### What is expected
Search the material and gather each line with "public" in it.

### Supplied material

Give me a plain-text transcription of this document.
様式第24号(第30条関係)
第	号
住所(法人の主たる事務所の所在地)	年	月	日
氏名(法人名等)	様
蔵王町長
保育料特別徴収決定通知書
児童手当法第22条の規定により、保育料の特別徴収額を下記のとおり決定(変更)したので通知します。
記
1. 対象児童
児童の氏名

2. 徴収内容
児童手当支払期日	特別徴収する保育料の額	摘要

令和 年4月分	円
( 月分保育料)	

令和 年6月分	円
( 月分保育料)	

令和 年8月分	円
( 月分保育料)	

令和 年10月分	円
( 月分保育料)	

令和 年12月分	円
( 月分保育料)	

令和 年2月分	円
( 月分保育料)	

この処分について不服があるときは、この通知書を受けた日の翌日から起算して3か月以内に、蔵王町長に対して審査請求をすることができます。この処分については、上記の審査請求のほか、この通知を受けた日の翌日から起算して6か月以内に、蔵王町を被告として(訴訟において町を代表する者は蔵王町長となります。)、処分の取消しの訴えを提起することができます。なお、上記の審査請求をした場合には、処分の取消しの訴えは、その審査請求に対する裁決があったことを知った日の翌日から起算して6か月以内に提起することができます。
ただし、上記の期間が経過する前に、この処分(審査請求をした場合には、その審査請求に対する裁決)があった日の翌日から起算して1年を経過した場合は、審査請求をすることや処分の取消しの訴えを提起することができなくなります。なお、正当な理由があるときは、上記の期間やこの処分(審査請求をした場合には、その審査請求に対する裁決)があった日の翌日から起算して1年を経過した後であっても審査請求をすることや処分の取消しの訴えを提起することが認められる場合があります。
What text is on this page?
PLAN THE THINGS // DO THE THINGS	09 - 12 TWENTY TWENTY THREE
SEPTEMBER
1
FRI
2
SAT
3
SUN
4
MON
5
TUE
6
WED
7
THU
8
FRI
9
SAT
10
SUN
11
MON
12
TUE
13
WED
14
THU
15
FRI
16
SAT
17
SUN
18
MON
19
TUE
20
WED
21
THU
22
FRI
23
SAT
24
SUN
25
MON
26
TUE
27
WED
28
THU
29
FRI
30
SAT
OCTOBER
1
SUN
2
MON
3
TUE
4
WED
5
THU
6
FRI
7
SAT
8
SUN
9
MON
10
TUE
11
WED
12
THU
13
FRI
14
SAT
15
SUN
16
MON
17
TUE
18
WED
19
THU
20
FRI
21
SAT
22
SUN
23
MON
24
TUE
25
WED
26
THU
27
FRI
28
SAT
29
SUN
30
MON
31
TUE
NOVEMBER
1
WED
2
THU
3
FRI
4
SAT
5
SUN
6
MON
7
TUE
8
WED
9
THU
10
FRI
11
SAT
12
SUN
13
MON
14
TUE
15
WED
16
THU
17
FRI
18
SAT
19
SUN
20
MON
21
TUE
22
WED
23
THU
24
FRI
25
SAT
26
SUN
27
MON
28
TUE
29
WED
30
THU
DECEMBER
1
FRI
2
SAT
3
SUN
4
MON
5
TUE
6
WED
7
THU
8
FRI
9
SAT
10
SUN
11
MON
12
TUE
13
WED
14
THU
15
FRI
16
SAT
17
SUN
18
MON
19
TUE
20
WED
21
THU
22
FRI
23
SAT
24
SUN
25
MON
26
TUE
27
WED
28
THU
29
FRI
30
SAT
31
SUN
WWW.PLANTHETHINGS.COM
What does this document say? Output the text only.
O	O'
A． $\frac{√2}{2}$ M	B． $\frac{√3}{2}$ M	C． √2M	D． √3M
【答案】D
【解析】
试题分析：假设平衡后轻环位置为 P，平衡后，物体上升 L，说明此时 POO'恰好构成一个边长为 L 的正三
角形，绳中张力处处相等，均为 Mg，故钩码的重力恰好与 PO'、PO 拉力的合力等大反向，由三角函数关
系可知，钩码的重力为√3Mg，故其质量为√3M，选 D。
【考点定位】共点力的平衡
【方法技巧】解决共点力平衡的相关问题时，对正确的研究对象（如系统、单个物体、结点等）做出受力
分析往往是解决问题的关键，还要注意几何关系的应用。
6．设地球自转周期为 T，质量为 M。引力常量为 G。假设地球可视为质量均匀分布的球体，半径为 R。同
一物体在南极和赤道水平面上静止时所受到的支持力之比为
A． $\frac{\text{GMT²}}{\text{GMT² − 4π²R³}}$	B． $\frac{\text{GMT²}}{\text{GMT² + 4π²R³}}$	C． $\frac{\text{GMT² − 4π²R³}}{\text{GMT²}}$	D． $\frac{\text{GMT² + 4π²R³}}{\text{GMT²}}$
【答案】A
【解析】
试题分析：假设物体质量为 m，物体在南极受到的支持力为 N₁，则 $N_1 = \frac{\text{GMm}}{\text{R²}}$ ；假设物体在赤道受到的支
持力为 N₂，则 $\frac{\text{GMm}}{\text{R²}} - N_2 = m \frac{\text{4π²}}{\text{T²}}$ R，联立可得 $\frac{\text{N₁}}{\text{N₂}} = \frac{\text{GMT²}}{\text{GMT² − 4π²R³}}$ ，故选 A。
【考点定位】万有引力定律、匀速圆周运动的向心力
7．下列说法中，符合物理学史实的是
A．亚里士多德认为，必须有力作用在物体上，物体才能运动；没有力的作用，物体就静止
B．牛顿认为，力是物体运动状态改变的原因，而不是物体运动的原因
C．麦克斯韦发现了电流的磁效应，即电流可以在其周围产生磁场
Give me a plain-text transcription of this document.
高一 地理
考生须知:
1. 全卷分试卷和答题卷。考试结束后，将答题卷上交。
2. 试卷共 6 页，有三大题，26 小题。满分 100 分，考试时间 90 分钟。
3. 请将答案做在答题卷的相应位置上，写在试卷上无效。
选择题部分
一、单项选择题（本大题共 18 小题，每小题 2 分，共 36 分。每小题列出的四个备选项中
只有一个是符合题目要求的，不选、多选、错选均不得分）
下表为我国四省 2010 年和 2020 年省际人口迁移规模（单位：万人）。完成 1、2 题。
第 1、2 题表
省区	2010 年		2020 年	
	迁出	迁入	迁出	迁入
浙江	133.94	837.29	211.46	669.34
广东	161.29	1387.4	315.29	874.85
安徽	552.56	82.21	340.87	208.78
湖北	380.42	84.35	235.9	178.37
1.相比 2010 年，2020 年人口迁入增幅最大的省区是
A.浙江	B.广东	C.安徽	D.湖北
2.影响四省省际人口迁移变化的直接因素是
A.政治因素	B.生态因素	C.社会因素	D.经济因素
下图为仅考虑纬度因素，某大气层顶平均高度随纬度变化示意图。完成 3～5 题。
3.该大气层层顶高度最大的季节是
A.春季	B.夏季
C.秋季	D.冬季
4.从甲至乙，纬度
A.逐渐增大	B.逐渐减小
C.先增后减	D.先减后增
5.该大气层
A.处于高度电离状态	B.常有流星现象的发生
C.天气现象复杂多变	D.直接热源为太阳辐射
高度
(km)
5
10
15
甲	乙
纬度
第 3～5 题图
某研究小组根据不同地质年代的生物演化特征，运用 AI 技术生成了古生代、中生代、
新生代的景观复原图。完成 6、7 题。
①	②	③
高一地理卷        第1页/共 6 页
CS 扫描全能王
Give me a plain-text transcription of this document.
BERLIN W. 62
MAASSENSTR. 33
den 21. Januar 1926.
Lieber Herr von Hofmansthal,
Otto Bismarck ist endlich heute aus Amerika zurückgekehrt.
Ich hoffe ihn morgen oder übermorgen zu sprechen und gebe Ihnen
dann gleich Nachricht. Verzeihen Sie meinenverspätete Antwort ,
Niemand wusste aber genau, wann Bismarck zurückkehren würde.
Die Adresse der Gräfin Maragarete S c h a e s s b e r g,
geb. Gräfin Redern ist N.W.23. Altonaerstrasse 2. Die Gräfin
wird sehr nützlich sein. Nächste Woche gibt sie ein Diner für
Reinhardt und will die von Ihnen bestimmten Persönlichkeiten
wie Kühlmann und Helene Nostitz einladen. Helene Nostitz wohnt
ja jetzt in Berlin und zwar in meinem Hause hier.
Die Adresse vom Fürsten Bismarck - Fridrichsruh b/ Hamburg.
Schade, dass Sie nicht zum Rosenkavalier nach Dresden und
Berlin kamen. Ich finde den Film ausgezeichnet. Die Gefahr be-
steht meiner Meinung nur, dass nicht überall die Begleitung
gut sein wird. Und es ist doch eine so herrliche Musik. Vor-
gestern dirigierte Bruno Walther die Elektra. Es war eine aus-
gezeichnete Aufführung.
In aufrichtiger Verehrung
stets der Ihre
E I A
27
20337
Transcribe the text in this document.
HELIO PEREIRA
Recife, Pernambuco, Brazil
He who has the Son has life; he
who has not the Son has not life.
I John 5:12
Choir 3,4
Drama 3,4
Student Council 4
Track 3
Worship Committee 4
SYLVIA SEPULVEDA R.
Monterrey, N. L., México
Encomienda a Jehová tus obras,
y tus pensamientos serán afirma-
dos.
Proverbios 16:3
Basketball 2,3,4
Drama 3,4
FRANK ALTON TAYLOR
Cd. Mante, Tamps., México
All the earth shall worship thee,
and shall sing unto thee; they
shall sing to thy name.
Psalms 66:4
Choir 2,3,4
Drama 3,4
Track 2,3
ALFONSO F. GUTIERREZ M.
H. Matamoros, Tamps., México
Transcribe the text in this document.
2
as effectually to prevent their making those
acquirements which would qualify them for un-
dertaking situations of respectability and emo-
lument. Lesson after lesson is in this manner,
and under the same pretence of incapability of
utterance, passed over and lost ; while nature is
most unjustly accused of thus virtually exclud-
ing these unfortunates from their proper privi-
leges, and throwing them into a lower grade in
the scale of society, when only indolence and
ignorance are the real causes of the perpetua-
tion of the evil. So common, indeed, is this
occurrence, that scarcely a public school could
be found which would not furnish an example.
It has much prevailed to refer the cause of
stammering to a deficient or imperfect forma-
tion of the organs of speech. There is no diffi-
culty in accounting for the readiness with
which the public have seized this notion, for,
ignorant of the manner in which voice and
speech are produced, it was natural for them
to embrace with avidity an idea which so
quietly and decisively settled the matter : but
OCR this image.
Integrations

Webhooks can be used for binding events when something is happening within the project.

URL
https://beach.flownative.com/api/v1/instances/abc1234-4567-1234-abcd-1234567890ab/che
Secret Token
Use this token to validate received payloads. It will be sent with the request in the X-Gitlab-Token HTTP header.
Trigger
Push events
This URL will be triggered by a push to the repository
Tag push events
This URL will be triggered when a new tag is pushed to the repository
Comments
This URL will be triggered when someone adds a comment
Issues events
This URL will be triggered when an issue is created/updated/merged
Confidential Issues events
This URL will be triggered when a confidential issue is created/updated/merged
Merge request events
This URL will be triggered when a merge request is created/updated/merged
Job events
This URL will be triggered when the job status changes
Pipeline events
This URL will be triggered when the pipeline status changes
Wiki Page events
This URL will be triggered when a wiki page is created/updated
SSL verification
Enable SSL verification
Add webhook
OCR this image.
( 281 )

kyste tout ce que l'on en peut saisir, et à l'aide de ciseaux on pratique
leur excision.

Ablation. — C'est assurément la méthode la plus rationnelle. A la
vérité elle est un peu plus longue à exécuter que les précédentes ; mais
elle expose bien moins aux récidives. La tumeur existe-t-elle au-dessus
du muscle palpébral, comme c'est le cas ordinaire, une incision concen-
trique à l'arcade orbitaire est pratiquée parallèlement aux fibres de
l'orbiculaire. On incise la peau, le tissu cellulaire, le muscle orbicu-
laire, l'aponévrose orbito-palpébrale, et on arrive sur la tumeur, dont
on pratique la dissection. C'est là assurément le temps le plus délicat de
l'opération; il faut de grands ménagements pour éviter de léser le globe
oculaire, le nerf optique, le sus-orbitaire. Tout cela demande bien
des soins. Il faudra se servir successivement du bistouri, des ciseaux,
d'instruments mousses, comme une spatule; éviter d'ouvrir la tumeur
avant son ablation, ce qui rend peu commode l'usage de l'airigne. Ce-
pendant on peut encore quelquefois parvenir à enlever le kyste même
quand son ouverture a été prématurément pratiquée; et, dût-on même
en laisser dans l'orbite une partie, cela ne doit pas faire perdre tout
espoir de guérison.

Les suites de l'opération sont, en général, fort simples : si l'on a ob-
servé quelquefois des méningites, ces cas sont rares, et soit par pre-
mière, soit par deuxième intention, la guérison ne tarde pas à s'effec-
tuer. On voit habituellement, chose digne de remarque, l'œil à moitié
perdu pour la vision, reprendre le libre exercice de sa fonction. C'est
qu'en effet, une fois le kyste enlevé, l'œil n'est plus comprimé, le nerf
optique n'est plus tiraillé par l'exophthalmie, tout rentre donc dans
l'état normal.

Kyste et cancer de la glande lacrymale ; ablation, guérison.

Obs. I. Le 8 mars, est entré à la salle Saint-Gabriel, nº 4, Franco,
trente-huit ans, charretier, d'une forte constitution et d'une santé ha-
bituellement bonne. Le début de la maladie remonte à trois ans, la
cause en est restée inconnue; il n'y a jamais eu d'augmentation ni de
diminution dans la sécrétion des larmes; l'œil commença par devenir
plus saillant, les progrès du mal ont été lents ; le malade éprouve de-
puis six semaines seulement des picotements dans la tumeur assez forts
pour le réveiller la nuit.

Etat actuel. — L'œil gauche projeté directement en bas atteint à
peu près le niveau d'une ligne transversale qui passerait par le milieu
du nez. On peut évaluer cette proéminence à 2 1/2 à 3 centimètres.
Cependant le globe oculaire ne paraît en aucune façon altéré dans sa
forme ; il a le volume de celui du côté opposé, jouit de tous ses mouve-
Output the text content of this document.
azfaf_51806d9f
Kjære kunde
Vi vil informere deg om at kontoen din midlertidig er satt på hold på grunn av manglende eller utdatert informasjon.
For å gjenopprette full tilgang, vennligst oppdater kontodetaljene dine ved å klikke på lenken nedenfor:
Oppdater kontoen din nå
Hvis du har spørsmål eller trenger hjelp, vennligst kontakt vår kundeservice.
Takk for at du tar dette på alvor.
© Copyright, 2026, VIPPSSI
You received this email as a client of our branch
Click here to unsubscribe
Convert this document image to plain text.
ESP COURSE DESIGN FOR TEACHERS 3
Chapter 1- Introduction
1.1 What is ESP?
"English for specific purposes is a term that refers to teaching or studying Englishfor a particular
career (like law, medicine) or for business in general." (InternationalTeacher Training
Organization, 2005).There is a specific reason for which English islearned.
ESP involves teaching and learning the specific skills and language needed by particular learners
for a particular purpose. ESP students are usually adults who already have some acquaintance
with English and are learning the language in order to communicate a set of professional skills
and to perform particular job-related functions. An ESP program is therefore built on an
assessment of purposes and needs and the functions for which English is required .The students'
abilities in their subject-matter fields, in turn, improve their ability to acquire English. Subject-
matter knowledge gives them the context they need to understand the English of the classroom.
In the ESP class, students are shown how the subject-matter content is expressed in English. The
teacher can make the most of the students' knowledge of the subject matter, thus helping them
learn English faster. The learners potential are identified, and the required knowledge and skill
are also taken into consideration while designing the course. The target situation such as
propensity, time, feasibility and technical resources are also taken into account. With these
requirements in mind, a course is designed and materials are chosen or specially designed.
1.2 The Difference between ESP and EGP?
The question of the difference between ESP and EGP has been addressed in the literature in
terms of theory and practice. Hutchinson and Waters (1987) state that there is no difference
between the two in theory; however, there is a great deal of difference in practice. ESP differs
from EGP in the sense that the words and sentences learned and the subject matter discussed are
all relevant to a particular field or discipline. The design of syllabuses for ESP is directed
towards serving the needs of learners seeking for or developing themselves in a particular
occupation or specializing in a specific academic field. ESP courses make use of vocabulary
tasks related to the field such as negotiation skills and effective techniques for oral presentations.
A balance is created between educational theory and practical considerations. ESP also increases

### Solution below
occurrence, that scarcely a public school could
which the public have seized this notion, for,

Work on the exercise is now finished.